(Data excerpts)

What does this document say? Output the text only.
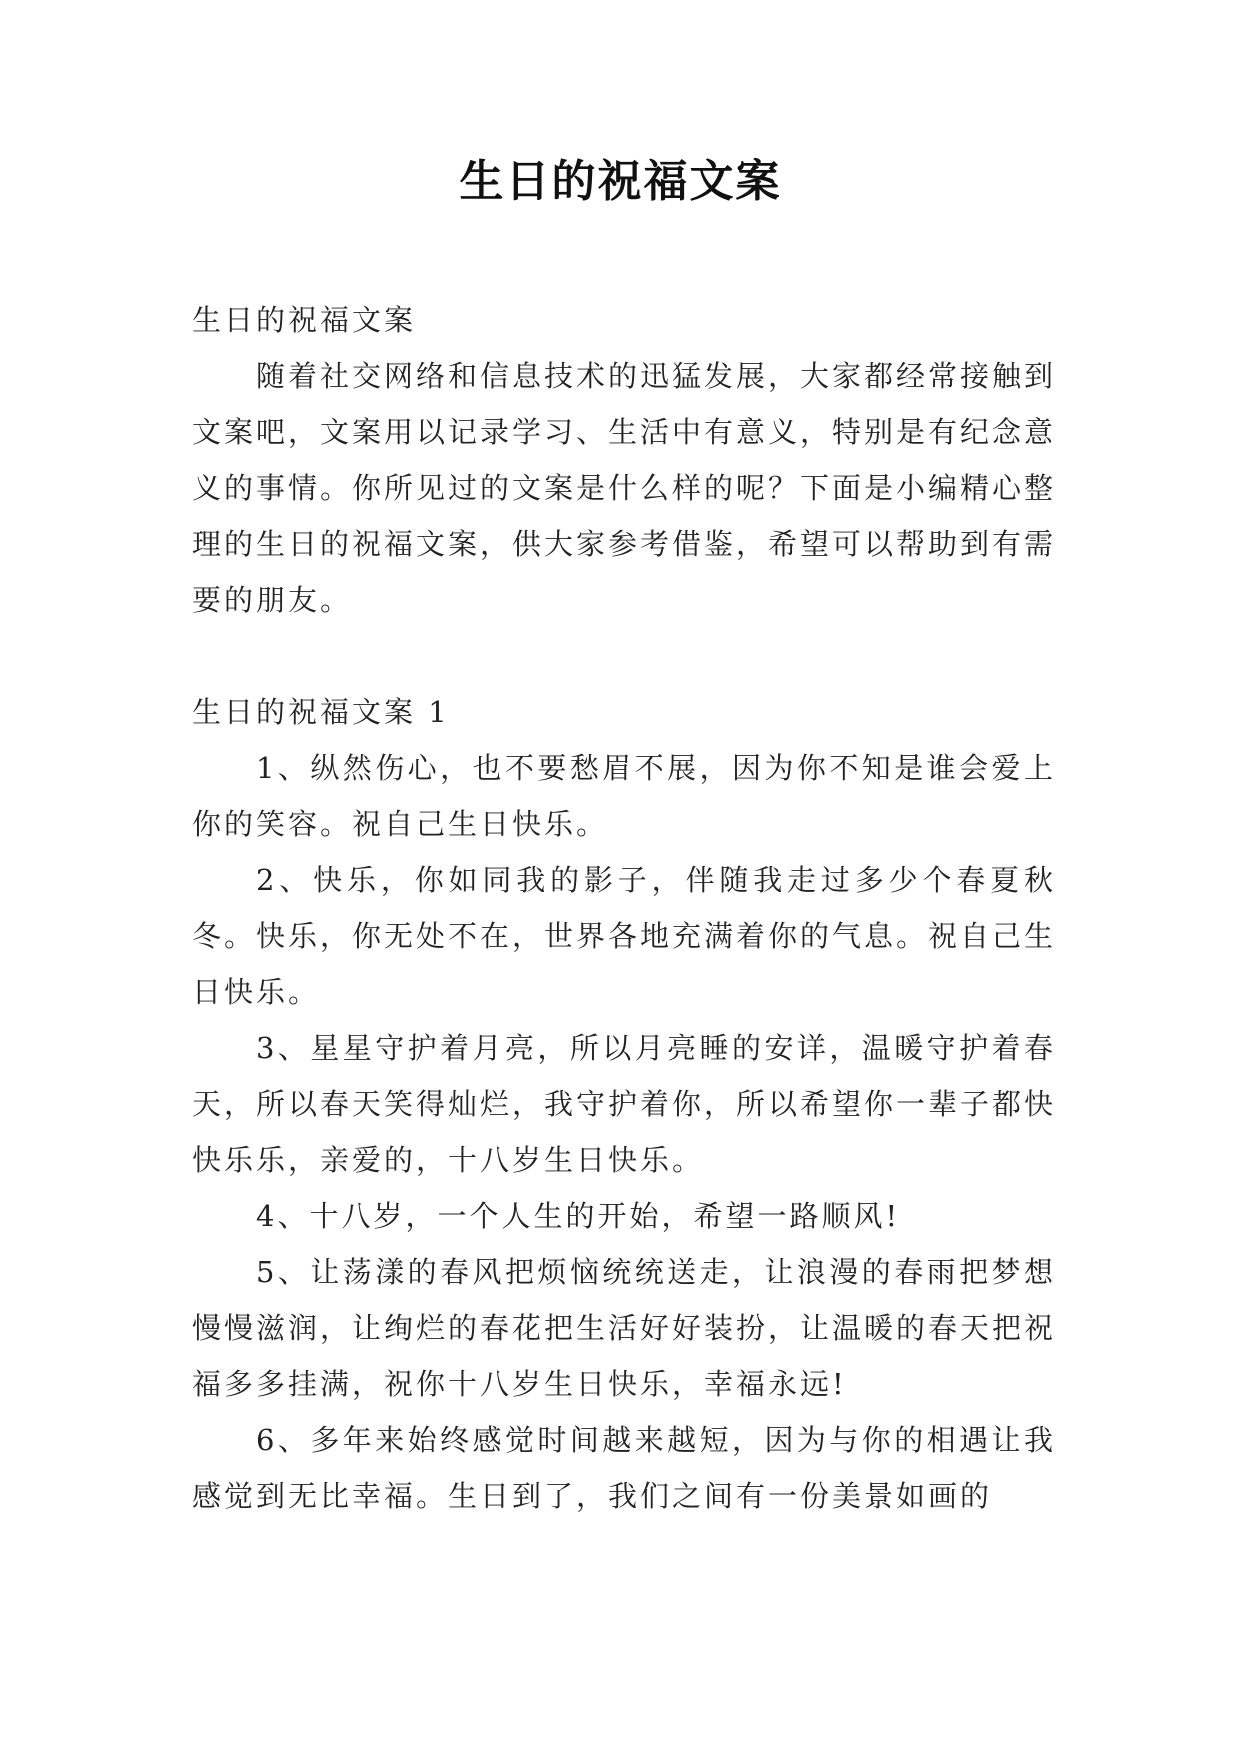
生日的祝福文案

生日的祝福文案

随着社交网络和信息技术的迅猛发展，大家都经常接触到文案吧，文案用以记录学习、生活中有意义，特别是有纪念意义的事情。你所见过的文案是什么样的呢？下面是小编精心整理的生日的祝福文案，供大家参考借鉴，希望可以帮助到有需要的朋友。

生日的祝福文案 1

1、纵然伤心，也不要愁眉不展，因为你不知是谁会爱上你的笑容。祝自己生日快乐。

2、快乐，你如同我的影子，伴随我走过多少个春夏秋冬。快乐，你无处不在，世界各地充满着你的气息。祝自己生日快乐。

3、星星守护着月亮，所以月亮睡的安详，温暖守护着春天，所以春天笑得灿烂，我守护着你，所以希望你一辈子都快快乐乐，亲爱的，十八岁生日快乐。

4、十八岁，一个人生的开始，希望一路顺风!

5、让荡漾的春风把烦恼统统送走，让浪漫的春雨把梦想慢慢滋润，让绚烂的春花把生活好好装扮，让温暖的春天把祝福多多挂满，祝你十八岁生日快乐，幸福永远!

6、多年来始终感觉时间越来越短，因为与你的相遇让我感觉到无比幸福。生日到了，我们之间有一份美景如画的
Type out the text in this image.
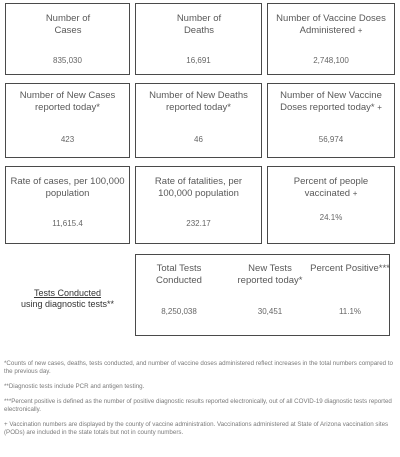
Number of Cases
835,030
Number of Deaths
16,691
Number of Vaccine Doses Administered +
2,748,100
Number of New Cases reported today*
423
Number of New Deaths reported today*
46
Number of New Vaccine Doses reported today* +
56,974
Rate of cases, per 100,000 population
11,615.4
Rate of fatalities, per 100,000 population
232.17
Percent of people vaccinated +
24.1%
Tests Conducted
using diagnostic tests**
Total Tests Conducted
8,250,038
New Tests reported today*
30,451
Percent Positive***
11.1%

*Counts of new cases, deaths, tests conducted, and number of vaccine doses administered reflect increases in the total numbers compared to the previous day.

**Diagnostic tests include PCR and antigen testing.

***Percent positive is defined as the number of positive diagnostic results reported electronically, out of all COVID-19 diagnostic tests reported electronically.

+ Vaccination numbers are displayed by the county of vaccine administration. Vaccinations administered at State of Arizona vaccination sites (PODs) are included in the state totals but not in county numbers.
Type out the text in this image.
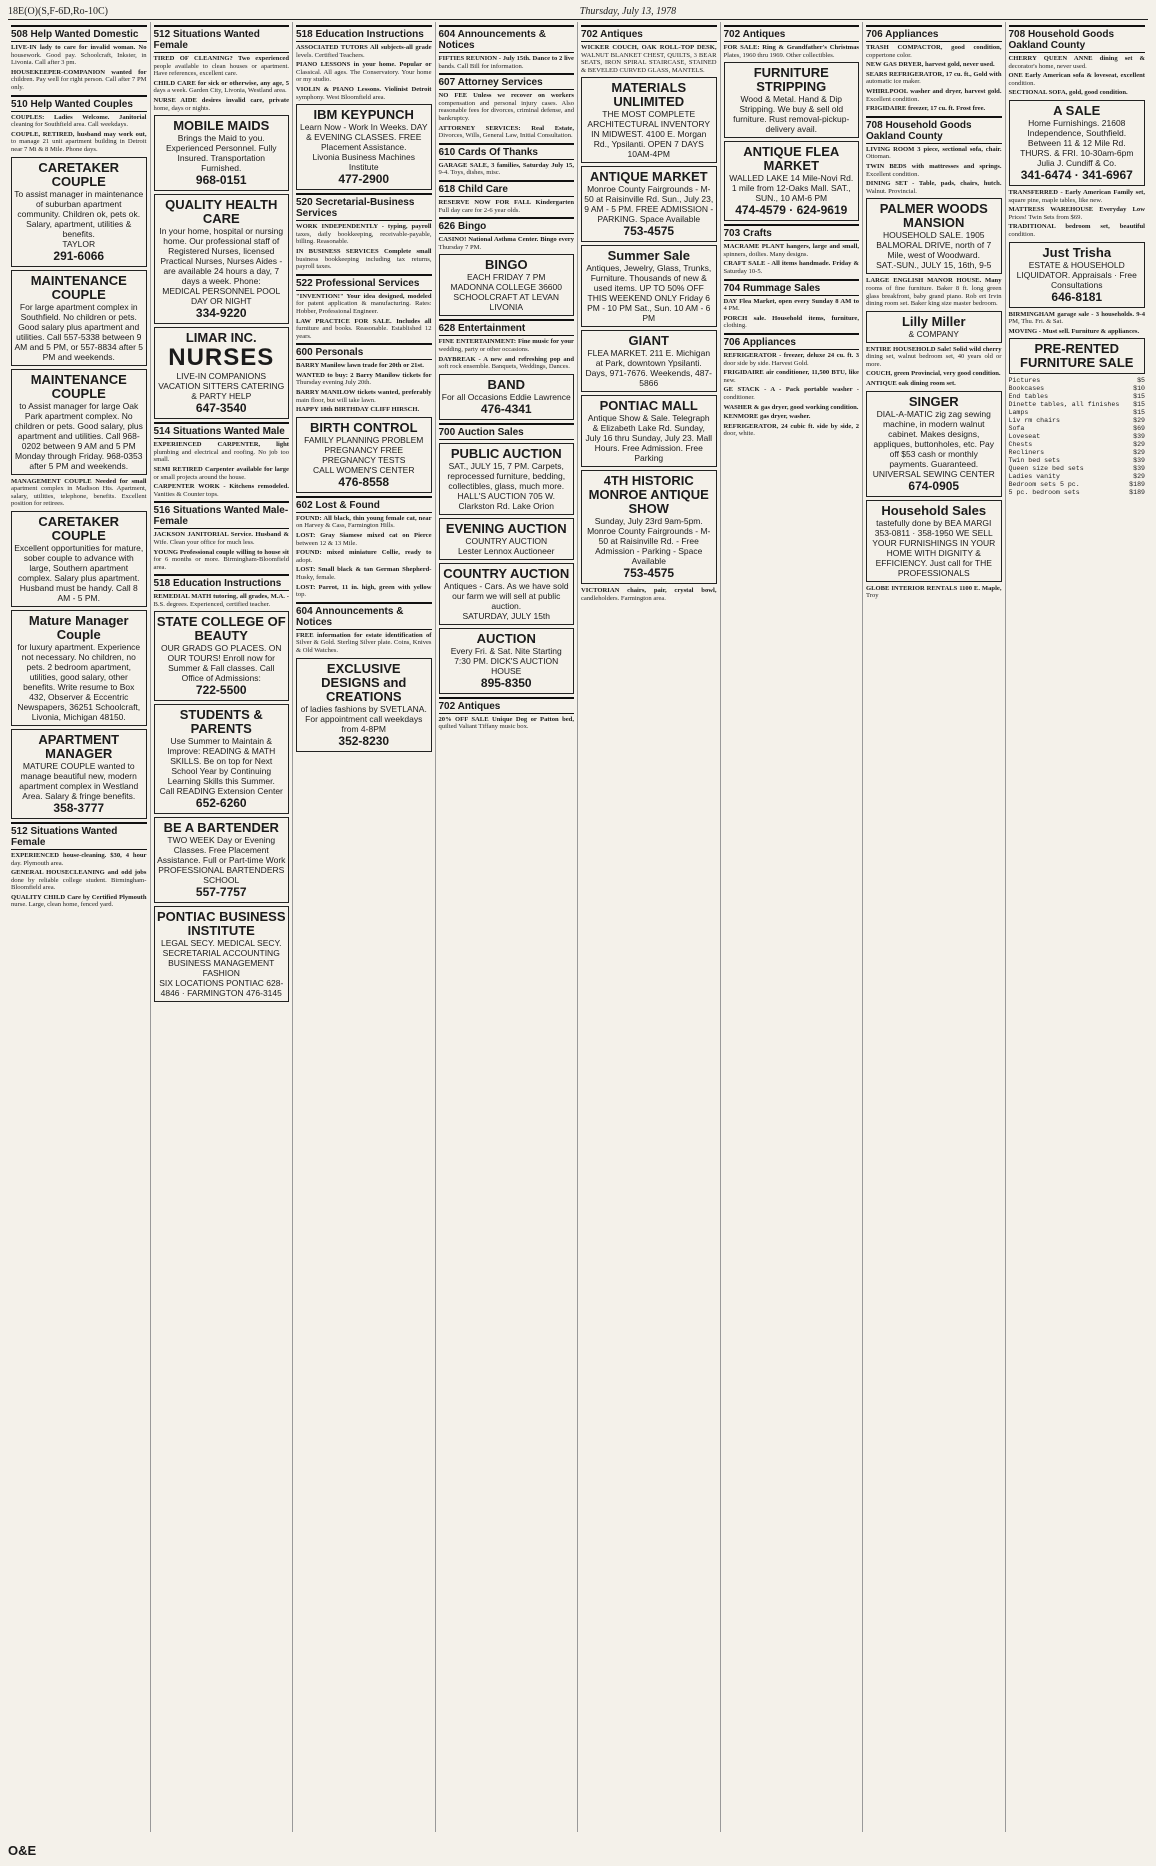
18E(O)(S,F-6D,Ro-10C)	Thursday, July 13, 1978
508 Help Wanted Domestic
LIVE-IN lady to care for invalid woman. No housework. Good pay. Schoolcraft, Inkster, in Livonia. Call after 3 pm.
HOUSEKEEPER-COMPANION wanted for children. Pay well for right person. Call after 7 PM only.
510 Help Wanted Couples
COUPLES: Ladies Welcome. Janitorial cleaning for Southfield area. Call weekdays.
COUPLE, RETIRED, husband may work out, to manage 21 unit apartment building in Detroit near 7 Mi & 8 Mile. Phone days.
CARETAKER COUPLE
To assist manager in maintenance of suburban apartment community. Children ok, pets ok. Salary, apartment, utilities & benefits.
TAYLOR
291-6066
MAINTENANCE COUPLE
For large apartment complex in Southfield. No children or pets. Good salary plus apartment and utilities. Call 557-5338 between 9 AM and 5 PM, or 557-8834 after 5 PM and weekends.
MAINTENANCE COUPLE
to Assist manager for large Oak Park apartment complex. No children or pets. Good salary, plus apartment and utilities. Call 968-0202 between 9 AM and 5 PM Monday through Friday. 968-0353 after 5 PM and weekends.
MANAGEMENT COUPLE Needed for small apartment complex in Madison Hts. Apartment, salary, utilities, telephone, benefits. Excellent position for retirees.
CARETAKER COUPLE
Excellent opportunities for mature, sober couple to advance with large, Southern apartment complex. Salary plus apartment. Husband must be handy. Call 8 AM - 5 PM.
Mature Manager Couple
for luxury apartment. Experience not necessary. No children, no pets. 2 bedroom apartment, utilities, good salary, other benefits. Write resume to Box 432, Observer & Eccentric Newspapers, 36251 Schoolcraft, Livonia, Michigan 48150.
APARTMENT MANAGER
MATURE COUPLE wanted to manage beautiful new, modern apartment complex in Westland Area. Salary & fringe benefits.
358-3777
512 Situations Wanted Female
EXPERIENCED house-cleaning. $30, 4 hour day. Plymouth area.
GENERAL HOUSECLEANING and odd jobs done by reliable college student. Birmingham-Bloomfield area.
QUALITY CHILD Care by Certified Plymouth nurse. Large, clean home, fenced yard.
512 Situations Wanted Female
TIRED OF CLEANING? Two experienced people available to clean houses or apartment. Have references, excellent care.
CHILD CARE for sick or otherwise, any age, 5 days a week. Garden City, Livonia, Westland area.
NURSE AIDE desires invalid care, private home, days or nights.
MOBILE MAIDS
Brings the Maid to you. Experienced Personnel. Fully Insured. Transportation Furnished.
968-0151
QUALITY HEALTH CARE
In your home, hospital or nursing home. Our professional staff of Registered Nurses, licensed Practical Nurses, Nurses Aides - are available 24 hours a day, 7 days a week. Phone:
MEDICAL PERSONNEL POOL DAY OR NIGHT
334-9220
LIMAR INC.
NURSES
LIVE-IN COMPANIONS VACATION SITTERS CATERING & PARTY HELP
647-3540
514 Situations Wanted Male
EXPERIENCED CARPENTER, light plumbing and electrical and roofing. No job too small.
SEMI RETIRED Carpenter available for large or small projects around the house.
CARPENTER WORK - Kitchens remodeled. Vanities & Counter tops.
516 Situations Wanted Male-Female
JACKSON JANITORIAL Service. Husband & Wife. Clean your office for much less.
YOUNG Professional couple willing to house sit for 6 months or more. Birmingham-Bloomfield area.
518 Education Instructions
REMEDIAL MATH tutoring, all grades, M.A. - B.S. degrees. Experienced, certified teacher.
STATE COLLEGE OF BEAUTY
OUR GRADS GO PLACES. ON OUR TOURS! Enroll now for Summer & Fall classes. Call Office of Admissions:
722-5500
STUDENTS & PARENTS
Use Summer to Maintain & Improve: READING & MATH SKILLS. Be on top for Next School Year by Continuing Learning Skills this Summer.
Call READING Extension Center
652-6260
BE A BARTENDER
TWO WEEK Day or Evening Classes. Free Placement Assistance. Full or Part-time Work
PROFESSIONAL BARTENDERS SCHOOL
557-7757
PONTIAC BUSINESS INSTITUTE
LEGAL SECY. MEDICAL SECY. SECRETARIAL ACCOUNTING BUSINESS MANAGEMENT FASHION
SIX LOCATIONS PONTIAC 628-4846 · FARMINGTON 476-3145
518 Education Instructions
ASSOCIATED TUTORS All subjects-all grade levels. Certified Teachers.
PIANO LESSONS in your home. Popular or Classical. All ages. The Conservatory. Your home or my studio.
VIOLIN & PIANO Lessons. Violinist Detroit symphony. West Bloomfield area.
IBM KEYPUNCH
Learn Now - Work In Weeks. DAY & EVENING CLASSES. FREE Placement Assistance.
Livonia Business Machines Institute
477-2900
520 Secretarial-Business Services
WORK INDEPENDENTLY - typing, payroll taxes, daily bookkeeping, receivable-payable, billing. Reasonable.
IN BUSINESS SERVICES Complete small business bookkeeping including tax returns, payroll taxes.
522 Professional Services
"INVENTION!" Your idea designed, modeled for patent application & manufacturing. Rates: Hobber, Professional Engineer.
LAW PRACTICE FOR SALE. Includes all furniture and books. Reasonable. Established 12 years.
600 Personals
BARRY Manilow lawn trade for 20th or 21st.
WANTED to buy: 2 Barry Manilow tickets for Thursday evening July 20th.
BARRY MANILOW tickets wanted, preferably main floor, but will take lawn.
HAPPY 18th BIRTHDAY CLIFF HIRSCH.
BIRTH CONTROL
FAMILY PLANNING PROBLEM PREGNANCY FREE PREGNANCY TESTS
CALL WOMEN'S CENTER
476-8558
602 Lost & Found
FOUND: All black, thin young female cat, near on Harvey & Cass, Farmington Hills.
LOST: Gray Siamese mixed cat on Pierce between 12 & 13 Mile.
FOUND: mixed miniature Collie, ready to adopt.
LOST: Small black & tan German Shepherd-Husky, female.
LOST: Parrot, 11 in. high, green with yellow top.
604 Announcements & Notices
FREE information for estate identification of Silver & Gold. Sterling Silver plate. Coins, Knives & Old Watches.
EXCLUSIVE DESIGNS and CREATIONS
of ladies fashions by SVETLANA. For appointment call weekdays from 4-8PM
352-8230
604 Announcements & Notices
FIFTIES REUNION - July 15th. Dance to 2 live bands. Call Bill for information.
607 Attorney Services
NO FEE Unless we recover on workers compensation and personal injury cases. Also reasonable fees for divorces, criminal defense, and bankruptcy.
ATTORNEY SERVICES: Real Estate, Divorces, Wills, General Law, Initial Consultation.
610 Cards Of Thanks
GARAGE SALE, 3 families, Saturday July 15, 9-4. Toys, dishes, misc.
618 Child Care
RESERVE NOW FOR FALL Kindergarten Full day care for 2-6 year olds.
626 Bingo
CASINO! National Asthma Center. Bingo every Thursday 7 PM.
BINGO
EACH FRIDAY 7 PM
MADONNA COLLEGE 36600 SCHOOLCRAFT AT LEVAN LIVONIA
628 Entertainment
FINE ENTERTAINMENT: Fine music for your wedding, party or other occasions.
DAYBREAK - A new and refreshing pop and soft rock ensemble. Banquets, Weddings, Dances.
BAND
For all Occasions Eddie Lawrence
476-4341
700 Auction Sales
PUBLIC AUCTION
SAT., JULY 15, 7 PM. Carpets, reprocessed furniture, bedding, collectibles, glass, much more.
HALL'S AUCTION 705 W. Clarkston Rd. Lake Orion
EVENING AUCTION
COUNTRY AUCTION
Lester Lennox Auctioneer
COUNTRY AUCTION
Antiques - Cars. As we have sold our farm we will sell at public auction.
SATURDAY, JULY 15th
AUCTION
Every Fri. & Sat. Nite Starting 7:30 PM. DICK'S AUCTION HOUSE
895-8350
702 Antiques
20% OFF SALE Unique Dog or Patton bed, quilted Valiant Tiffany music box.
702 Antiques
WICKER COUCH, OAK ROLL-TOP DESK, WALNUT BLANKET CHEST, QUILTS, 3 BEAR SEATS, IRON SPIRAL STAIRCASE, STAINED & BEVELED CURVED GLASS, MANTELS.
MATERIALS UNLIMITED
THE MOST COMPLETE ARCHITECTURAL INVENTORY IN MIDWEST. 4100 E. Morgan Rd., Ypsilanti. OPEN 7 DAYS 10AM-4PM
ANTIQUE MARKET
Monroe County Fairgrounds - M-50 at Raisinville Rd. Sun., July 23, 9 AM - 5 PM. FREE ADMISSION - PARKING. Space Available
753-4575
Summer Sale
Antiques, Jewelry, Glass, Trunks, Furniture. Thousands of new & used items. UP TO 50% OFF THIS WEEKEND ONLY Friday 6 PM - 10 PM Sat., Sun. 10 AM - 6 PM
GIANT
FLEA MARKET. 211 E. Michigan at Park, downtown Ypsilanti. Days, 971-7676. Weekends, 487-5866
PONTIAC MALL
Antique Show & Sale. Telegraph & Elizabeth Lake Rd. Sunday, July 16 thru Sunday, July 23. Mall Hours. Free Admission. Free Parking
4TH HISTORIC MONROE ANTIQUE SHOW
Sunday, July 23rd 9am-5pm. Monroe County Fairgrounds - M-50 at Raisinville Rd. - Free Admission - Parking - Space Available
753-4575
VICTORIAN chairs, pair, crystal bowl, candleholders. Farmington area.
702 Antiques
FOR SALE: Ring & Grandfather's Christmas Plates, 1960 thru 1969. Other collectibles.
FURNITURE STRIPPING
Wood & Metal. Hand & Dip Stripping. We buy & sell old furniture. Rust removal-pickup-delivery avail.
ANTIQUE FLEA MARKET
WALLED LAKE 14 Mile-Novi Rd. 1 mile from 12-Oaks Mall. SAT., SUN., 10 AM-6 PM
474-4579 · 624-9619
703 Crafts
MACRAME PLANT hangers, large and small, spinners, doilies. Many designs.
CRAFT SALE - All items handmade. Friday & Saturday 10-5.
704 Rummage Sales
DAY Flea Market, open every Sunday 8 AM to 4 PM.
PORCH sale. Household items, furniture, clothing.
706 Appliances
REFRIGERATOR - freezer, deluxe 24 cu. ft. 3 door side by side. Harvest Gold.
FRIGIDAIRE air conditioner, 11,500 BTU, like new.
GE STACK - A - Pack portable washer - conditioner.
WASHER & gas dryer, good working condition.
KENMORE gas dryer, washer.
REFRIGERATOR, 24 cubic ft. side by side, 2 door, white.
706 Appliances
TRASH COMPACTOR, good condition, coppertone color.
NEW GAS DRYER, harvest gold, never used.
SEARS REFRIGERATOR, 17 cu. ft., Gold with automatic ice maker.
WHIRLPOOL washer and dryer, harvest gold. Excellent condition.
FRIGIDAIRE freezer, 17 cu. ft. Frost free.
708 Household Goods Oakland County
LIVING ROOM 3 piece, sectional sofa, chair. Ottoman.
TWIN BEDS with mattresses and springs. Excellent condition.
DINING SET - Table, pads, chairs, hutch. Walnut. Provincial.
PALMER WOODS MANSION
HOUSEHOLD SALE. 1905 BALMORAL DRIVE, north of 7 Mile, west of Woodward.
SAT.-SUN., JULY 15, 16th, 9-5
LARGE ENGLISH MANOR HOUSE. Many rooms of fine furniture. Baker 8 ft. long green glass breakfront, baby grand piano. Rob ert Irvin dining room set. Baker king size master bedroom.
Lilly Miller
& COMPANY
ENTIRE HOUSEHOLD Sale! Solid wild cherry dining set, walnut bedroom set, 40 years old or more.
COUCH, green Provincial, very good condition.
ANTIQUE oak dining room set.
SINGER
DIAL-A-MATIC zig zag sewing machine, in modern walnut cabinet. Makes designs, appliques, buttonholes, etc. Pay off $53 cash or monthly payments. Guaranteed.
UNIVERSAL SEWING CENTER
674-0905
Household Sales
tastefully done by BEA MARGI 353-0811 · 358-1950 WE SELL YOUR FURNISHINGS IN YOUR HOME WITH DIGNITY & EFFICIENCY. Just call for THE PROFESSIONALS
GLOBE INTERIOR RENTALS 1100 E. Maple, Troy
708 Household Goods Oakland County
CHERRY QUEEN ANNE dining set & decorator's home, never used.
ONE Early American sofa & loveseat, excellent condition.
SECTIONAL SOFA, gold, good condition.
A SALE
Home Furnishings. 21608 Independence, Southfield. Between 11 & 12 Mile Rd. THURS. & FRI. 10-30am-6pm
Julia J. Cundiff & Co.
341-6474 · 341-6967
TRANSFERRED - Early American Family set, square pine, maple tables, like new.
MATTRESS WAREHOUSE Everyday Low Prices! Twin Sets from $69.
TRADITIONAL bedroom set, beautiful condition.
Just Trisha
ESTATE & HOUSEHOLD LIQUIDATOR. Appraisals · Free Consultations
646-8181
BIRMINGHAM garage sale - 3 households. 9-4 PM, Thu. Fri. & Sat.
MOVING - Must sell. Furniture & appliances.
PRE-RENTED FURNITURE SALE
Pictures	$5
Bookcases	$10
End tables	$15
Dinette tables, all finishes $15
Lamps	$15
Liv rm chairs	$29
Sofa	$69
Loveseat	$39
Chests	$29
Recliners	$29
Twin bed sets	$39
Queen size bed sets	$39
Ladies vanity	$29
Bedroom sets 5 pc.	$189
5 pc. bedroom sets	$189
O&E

▶ [What is expected] Wherever the word "weekdays" occurs in a line of the listing, copy that line.

▶ [The solution]
COUPLES: Ladies Welcome. Janitorial cleaning for Southfield area. Call weekdays.
of ladies fashions by SVETLANA. For appointment call weekdays from 4-8PM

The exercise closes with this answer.